(Exercise goal): Check each line of the records for "icon"; collect those that have it.

(Information shown):
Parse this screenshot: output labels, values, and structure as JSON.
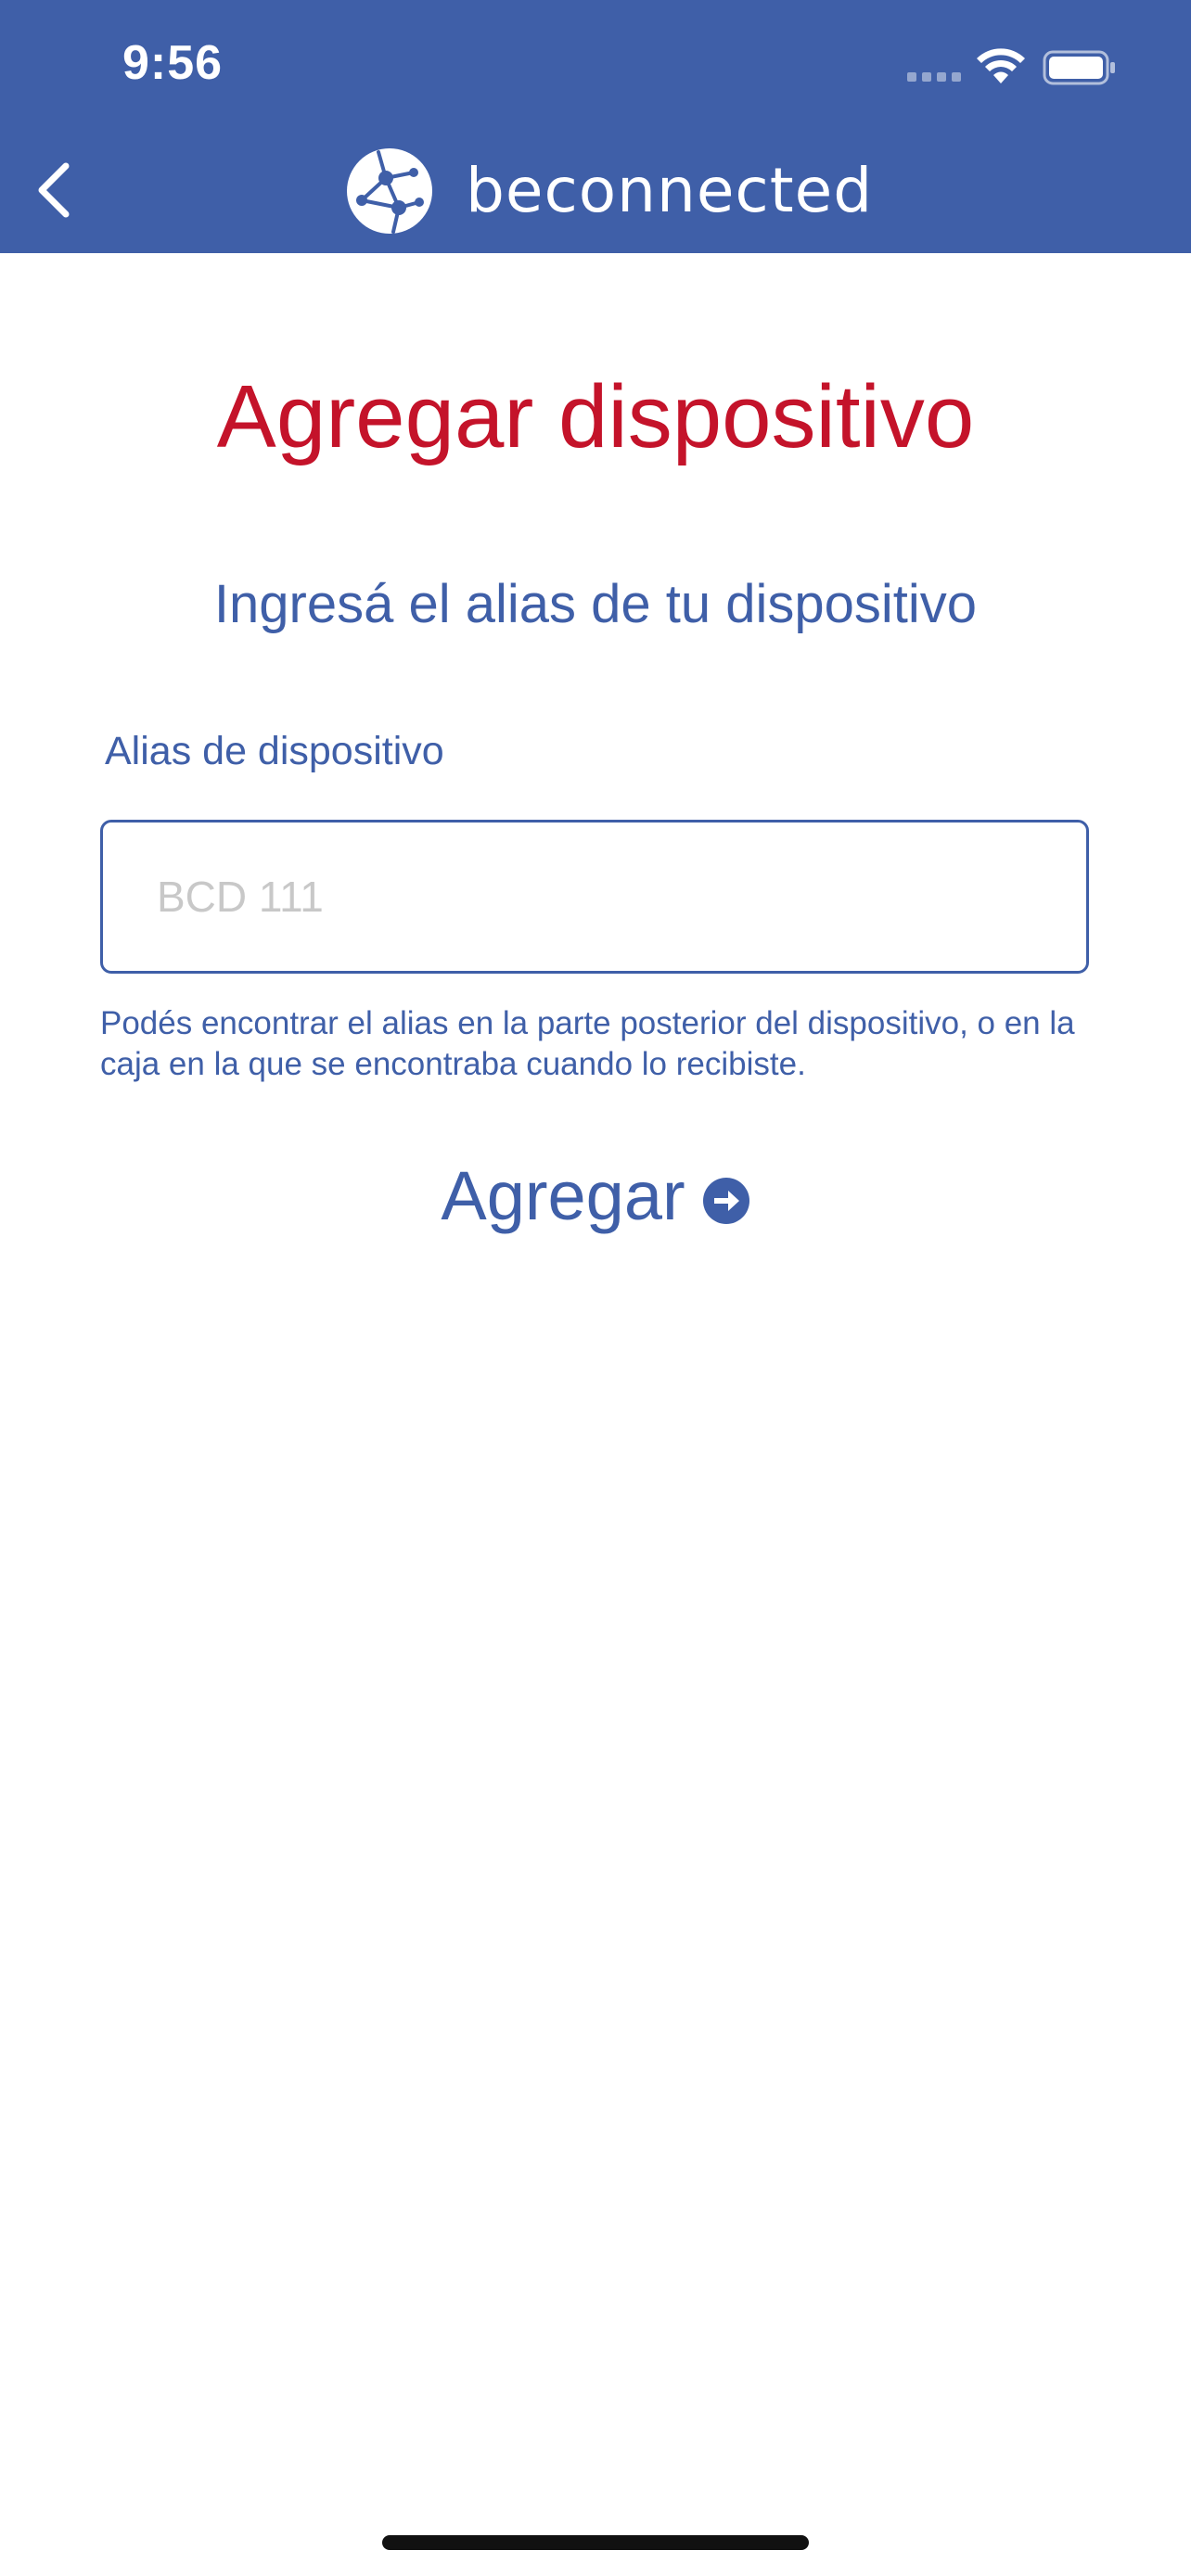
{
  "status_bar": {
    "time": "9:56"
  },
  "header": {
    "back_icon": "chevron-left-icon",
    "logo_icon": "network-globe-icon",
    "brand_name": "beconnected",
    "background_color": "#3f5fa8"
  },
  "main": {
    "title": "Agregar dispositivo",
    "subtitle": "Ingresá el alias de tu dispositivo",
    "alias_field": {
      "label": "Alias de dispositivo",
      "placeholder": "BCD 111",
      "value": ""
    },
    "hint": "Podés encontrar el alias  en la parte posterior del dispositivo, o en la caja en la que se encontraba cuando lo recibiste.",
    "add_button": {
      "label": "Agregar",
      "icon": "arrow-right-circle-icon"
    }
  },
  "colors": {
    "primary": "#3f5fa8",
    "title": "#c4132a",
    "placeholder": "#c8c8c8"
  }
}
--
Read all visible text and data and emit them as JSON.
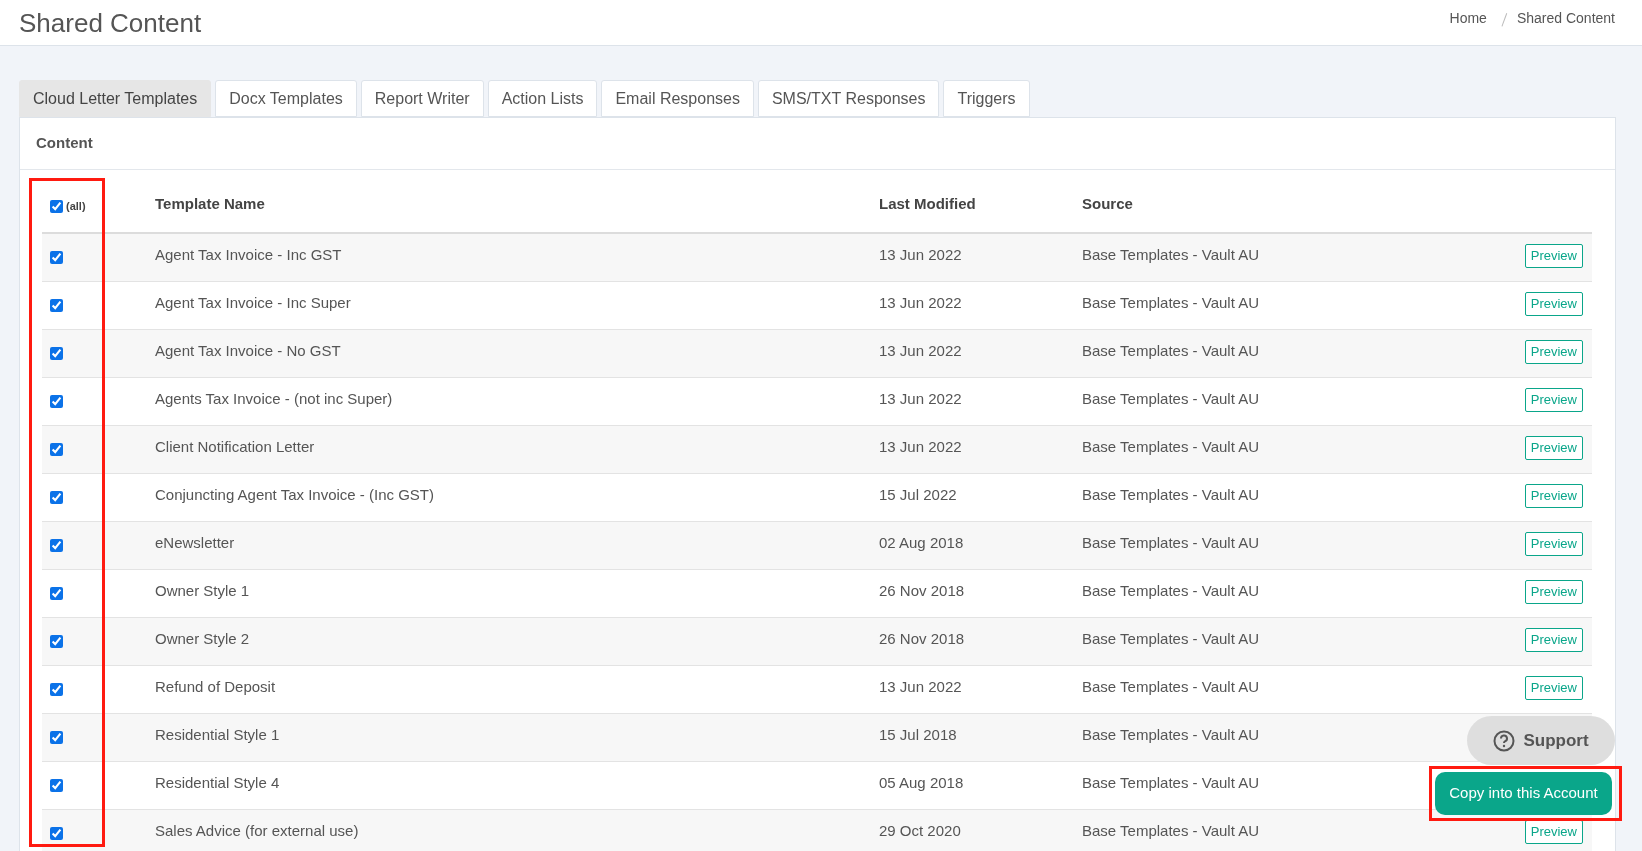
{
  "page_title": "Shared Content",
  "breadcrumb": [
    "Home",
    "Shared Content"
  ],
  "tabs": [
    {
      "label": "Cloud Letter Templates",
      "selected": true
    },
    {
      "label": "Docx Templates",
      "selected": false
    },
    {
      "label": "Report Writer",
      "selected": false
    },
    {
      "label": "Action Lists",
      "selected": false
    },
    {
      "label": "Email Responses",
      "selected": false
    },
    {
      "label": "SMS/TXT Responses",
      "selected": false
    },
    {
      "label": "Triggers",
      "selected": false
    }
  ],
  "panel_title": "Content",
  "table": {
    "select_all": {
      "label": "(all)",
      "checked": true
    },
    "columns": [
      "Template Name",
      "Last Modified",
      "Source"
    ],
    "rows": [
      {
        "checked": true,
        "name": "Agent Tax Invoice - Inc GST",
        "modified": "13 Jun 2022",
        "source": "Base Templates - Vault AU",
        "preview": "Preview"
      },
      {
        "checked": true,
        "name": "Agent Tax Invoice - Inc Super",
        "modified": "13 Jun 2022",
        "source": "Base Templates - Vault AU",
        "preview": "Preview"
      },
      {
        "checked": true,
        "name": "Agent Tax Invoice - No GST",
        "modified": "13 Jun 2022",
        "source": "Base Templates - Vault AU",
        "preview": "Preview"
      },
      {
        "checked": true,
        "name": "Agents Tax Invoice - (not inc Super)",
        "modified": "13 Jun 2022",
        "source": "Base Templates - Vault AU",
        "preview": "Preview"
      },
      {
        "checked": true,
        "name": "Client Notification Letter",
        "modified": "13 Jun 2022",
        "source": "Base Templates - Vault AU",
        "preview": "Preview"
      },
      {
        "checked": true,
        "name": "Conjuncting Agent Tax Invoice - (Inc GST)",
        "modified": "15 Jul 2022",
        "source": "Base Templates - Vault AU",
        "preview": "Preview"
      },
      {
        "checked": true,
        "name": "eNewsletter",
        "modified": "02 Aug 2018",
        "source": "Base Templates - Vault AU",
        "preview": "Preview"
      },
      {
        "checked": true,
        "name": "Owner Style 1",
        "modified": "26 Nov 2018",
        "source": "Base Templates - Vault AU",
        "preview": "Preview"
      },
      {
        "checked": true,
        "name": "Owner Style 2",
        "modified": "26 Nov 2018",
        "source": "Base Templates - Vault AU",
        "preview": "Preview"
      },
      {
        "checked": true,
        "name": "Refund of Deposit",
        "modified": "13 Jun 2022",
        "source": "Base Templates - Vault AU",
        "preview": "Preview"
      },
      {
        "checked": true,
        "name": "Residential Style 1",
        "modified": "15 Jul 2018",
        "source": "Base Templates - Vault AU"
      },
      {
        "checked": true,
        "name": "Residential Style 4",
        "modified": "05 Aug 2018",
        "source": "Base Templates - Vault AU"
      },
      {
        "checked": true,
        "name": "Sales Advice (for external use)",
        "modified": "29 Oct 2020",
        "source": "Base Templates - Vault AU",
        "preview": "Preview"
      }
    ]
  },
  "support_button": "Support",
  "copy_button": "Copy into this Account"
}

(Full answer):
    "back_icon": "chevron-left-icon",
    "logo_icon": "network-globe-icon",
      "icon": "arrow-right-circle-icon"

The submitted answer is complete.